* start RECORDED INFORMATION *
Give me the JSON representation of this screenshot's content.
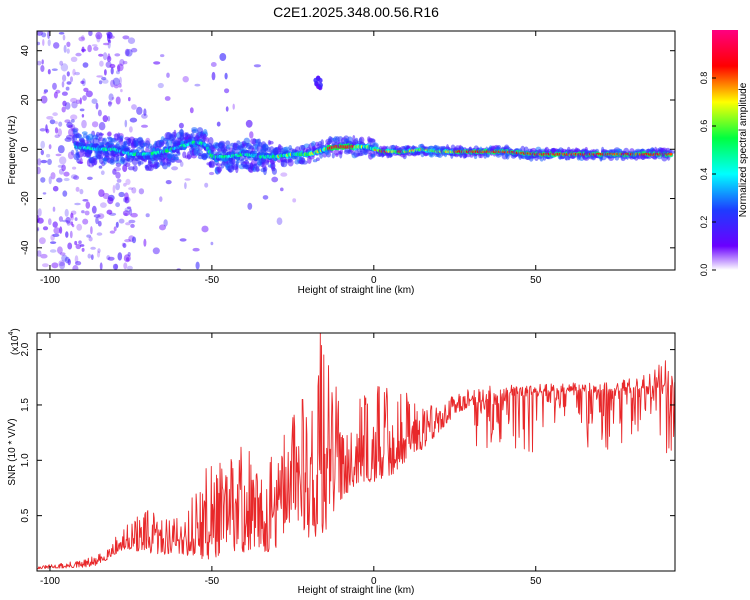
{
  "title": "C2E1.2025.348.00.56.R16",
  "chart_data": [
    {
      "type": "heatmap",
      "xlabel": "Height of straight line (km)",
      "ylabel": "Frequency (Hz)",
      "xlim": [
        -104,
        93
      ],
      "ylim": [
        -49,
        48
      ],
      "xticks": [
        -100,
        -50,
        0,
        50
      ],
      "xtick_labels": [
        "-100",
        "-50",
        "0",
        "50"
      ],
      "yticks": [
        -40,
        -20,
        0,
        20,
        40
      ],
      "ytick_labels": [
        "-40",
        "-20",
        "0",
        "20",
        "40"
      ],
      "colorbar": {
        "label": "Normalized spectral amplitude",
        "range": [
          0,
          1
        ],
        "ticks": [
          0,
          0.2,
          0.4,
          0.6,
          0.8
        ],
        "tick_labels": [
          "0.0",
          "0.2",
          "0.4",
          "0.6",
          "0.8"
        ],
        "colors": [
          "#ffffff",
          "#6a00ff",
          "#1e3cff",
          "#00ffff",
          "#00ff40",
          "#ffff00",
          "#ff0000",
          "#ff0080"
        ]
      },
      "ridge": {
        "x": [
          -92,
          -85,
          -80,
          -75,
          -70,
          -65,
          -60,
          -55,
          -52,
          -50,
          -45,
          -40,
          -35,
          -30,
          -25,
          -20,
          -15,
          -12,
          -8,
          -5,
          -2,
          0,
          3,
          5,
          8,
          10,
          15,
          20,
          30,
          40,
          50,
          60,
          70,
          80,
          92
        ],
        "freq": [
          1,
          0,
          0,
          -2,
          -2,
          -1,
          1,
          3,
          2,
          -3,
          -3,
          -2,
          -3,
          -3,
          -2,
          -2,
          0,
          1,
          1,
          1,
          1,
          0,
          -1,
          -1,
          -1,
          -1,
          0,
          -1,
          -1,
          -1,
          -2,
          -2,
          -2,
          -2,
          -2
        ]
      },
      "blob_annotation": {
        "x": -17,
        "freq": 27
      }
    },
    {
      "type": "line",
      "xlabel": "Height of straight line (km)",
      "ylabel": "SNR (10 * V/V)",
      "yscale_label": "(x10",
      "yscale_exponent": "4",
      "xlim": [
        -104,
        93
      ],
      "ylim": [
        0,
        2.15
      ],
      "xticks": [
        -100,
        -50,
        0,
        50
      ],
      "xtick_labels": [
        "-100",
        "-50",
        "0",
        "50"
      ],
      "yticks": [
        0.5,
        1.0,
        1.5,
        2.0
      ],
      "ytick_labels": [
        "0.5",
        "1.0",
        "1.5",
        "2.0"
      ],
      "color": "#e8282a",
      "envelope": {
        "x": [
          -104,
          -90,
          -85,
          -80,
          -75,
          -70,
          -65,
          -60,
          -55,
          -50,
          -45,
          -40,
          -35,
          -30,
          -25,
          -20,
          -16,
          -10,
          -5,
          0,
          5,
          10,
          15,
          20,
          25,
          30,
          35,
          40,
          45,
          50,
          55,
          60,
          65,
          70,
          75,
          80,
          85,
          90,
          93
        ],
        "base": [
          0.02,
          0.03,
          0.05,
          0.15,
          0.2,
          0.15,
          0.15,
          0.15,
          0.12,
          0.1,
          0.2,
          0.15,
          0.15,
          0.2,
          0.5,
          0.3,
          0.3,
          0.65,
          0.8,
          0.8,
          0.85,
          1.0,
          1.1,
          1.25,
          1.4,
          1.5,
          1.55,
          1.6,
          1.6,
          1.62,
          1.63,
          1.63,
          1.64,
          1.64,
          1.65,
          1.66,
          1.67,
          1.68,
          1.7
        ],
        "peak": [
          0.04,
          0.1,
          0.15,
          0.3,
          0.45,
          0.55,
          0.5,
          0.55,
          0.75,
          1.05,
          1.0,
          1.3,
          0.9,
          1.1,
          1.5,
          1.6,
          2.15,
          1.55,
          1.55,
          1.7,
          1.6,
          1.65,
          1.6,
          1.5,
          1.6,
          1.65,
          1.67,
          1.68,
          1.68,
          1.69,
          1.7,
          1.7,
          1.7,
          1.7,
          1.72,
          1.75,
          1.8,
          1.9,
          1.75
        ]
      },
      "notable_peaks": [
        {
          "x": -16.5,
          "y": 2.15
        },
        {
          "x": -22,
          "y": 1.55
        },
        {
          "x": 4,
          "y": 1.65
        },
        {
          "x": 90,
          "y": 1.9
        }
      ]
    }
  ]
}
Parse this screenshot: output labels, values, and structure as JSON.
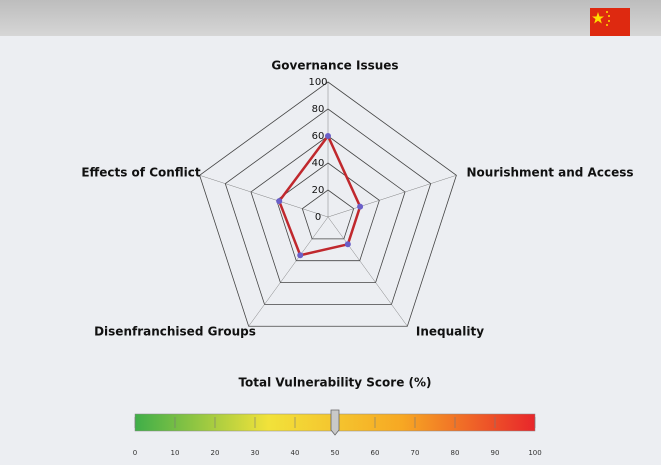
{
  "chart_data": [
    {
      "type": "radar",
      "categories": [
        "Governance Issues",
        "Nourishment and Access",
        "Inequality",
        "Disenfranchised Groups",
        "Effects of Conflict"
      ],
      "values": [
        60,
        25,
        25,
        35,
        38
      ],
      "rlim": [
        0,
        100
      ],
      "rticks": [
        0,
        20,
        40,
        60,
        80,
        100
      ],
      "color": "#c0282d",
      "marker_color": "#6a5fc8",
      "grid": true
    },
    {
      "type": "gauge",
      "title": "Total Vulnerability Score (%)",
      "value": 50,
      "xlim": [
        0,
        100
      ],
      "xticks": [
        0,
        10,
        20,
        30,
        40,
        50,
        60,
        70,
        80,
        90,
        100
      ],
      "colors": [
        "#3fae49",
        "#f2e23a",
        "#f7a823",
        "#e8262b"
      ]
    }
  ]
}
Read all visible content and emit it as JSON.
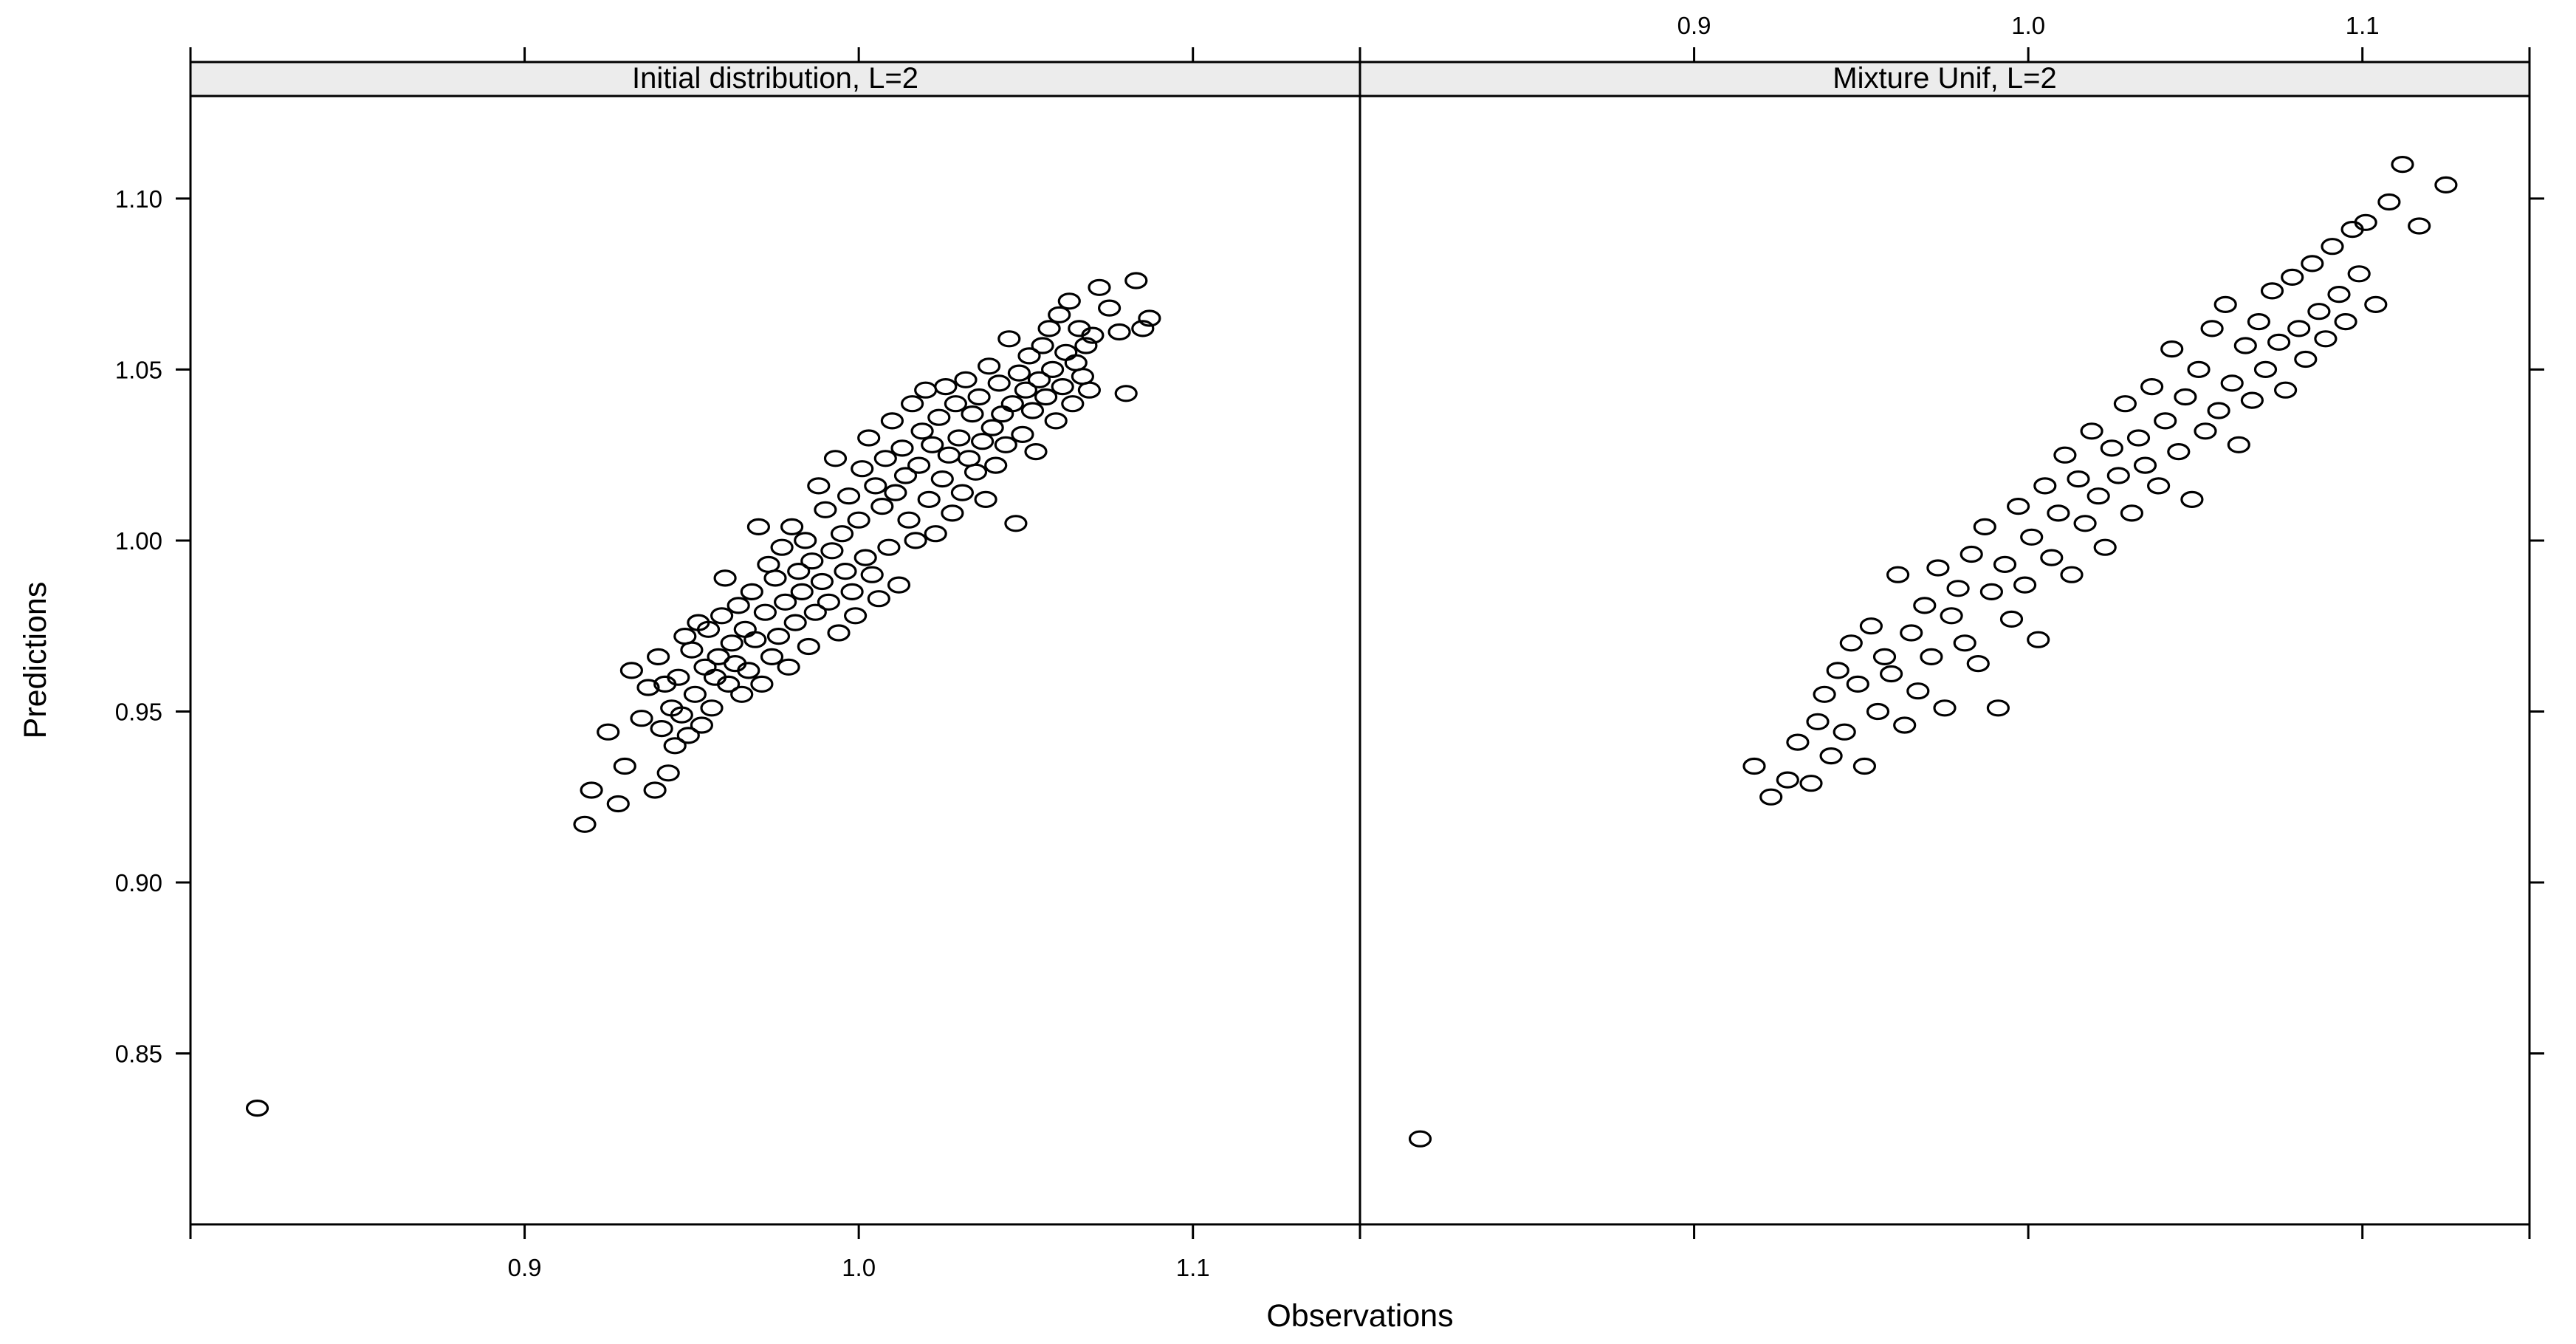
{
  "chart_data": {
    "type": "scatter",
    "xlabel": "Observations",
    "ylabel": "Predictions",
    "xlim": [
      0.8,
      1.15
    ],
    "ylim": [
      0.8,
      1.13
    ],
    "x_ticks": [
      0.9,
      1.0,
      1.1
    ],
    "x_tick_labels": [
      "0.9",
      "1.0",
      "1.1"
    ],
    "y_ticks": [
      0.85,
      0.9,
      0.95,
      1.0,
      1.05,
      1.1
    ],
    "y_tick_labels": [
      "0.85",
      "0.90",
      "0.95",
      "1.00",
      "1.05",
      "1.10"
    ],
    "grid": false,
    "marker": "open-circle",
    "panels": [
      {
        "title": "Initial distribution, L=2",
        "points": {
          "x": [
            0.82,
            0.918,
            0.92,
            0.925,
            0.928,
            0.93,
            0.932,
            0.935,
            0.937,
            0.939,
            0.94,
            0.941,
            0.942,
            0.943,
            0.944,
            0.945,
            0.946,
            0.947,
            0.948,
            0.949,
            0.95,
            0.951,
            0.952,
            0.953,
            0.954,
            0.955,
            0.956,
            0.957,
            0.958,
            0.959,
            0.96,
            0.961,
            0.962,
            0.963,
            0.964,
            0.965,
            0.966,
            0.967,
            0.968,
            0.969,
            0.97,
            0.971,
            0.972,
            0.973,
            0.974,
            0.975,
            0.976,
            0.977,
            0.978,
            0.979,
            0.98,
            0.981,
            0.982,
            0.983,
            0.984,
            0.985,
            0.986,
            0.987,
            0.988,
            0.989,
            0.99,
            0.991,
            0.992,
            0.993,
            0.994,
            0.995,
            0.996,
            0.997,
            0.998,
            0.999,
            1.0,
            1.001,
            1.002,
            1.003,
            1.004,
            1.005,
            1.006,
            1.007,
            1.008,
            1.009,
            1.01,
            1.011,
            1.012,
            1.013,
            1.014,
            1.015,
            1.016,
            1.017,
            1.018,
            1.019,
            1.02,
            1.021,
            1.022,
            1.023,
            1.024,
            1.025,
            1.026,
            1.027,
            1.028,
            1.029,
            1.03,
            1.031,
            1.032,
            1.033,
            1.034,
            1.035,
            1.036,
            1.037,
            1.038,
            1.039,
            1.04,
            1.041,
            1.042,
            1.043,
            1.044,
            1.045,
            1.046,
            1.047,
            1.048,
            1.049,
            1.05,
            1.051,
            1.052,
            1.053,
            1.054,
            1.055,
            1.056,
            1.057,
            1.058,
            1.059,
            1.06,
            1.061,
            1.062,
            1.063,
            1.064,
            1.065,
            1.066,
            1.067,
            1.068,
            1.069,
            1.07,
            1.072,
            1.075,
            1.078,
            1.08,
            1.083,
            1.085,
            1.087
          ],
          "y": [
            0.834,
            0.917,
            0.927,
            0.944,
            0.923,
            0.934,
            0.962,
            0.948,
            0.957,
            0.927,
            0.966,
            0.945,
            0.958,
            0.932,
            0.951,
            0.94,
            0.96,
            0.949,
            0.972,
            0.943,
            0.968,
            0.955,
            0.976,
            0.946,
            0.963,
            0.974,
            0.951,
            0.96,
            0.966,
            0.978,
            0.989,
            0.958,
            0.97,
            0.964,
            0.981,
            0.955,
            0.974,
            0.962,
            0.985,
            0.971,
            1.004,
            0.958,
            0.979,
            0.993,
            0.966,
            0.989,
            0.972,
            0.998,
            0.982,
            0.963,
            1.004,
            0.976,
            0.991,
            0.985,
            1.0,
            0.969,
            0.994,
            0.979,
            1.016,
            0.988,
            1.009,
            0.982,
            0.997,
            1.024,
            0.973,
            1.002,
            0.991,
            1.013,
            0.985,
            0.978,
            1.006,
            1.021,
            0.995,
            1.03,
            0.99,
            1.016,
            0.983,
            1.01,
            1.024,
            0.998,
            1.035,
            1.014,
            0.987,
            1.027,
            1.019,
            1.006,
            1.04,
            1.0,
            1.022,
            1.032,
            1.044,
            1.012,
            1.028,
            1.002,
            1.036,
            1.018,
            1.045,
            1.025,
            1.008,
            1.04,
            1.03,
            1.014,
            1.047,
            1.024,
            1.037,
            1.02,
            1.042,
            1.029,
            1.012,
            1.051,
            1.033,
            1.022,
            1.046,
            1.037,
            1.028,
            1.059,
            1.04,
            1.005,
            1.049,
            1.031,
            1.044,
            1.054,
            1.038,
            1.026,
            1.047,
            1.057,
            1.042,
            1.062,
            1.05,
            1.035,
            1.066,
            1.045,
            1.055,
            1.07,
            1.04,
            1.052,
            1.062,
            1.048,
            1.057,
            1.044,
            1.06,
            1.074,
            1.068,
            1.061,
            1.043,
            1.076,
            1.062,
            1.065
          ]
        }
      },
      {
        "title": "Mixture Unif, L=2",
        "points": {
          "x": [
            0.818,
            0.918,
            0.923,
            0.928,
            0.931,
            0.935,
            0.937,
            0.939,
            0.941,
            0.943,
            0.945,
            0.947,
            0.949,
            0.951,
            0.953,
            0.955,
            0.957,
            0.959,
            0.961,
            0.963,
            0.965,
            0.967,
            0.969,
            0.971,
            0.973,
            0.975,
            0.977,
            0.979,
            0.981,
            0.983,
            0.985,
            0.987,
            0.989,
            0.991,
            0.993,
            0.995,
            0.997,
            0.999,
            1.001,
            1.003,
            1.005,
            1.007,
            1.009,
            1.011,
            1.013,
            1.015,
            1.017,
            1.019,
            1.021,
            1.023,
            1.025,
            1.027,
            1.029,
            1.031,
            1.033,
            1.035,
            1.037,
            1.039,
            1.041,
            1.043,
            1.045,
            1.047,
            1.049,
            1.051,
            1.053,
            1.055,
            1.057,
            1.059,
            1.061,
            1.063,
            1.065,
            1.067,
            1.069,
            1.071,
            1.073,
            1.075,
            1.077,
            1.079,
            1.081,
            1.083,
            1.085,
            1.087,
            1.089,
            1.091,
            1.093,
            1.095,
            1.097,
            1.099,
            1.101,
            1.104,
            1.108,
            1.112,
            1.117,
            1.125
          ],
          "y": [
            0.825,
            0.934,
            0.925,
            0.93,
            0.941,
            0.929,
            0.947,
            0.955,
            0.937,
            0.962,
            0.944,
            0.97,
            0.958,
            0.934,
            0.975,
            0.95,
            0.966,
            0.961,
            0.99,
            0.946,
            0.973,
            0.956,
            0.981,
            0.966,
            0.992,
            0.951,
            0.978,
            0.986,
            0.97,
            0.996,
            0.964,
            1.004,
            0.985,
            0.951,
            0.993,
            0.977,
            1.01,
            0.987,
            1.001,
            0.971,
            1.016,
            0.995,
            1.008,
            1.025,
            0.99,
            1.018,
            1.005,
            1.032,
            1.013,
            0.998,
            1.027,
            1.019,
            1.04,
            1.008,
            1.03,
            1.022,
            1.045,
            1.016,
            1.035,
            1.056,
            1.026,
            1.042,
            1.012,
            1.05,
            1.032,
            1.062,
            1.038,
            1.069,
            1.046,
            1.028,
            1.057,
            1.041,
            1.064,
            1.05,
            1.073,
            1.058,
            1.044,
            1.077,
            1.062,
            1.053,
            1.081,
            1.067,
            1.059,
            1.086,
            1.072,
            1.064,
            1.091,
            1.078,
            1.093,
            1.069,
            1.099,
            1.11,
            1.092,
            1.104
          ]
        }
      }
    ]
  }
}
* end RECORDED INFORMATION *
▶ [SET PROBLEM] Scan the lines for the string "content". Pick out every line that has it.

▶ [RIGHT ANSWER]
Give me the JSON representation of this screenshot's content.
Read all visible content and emit it as JSON.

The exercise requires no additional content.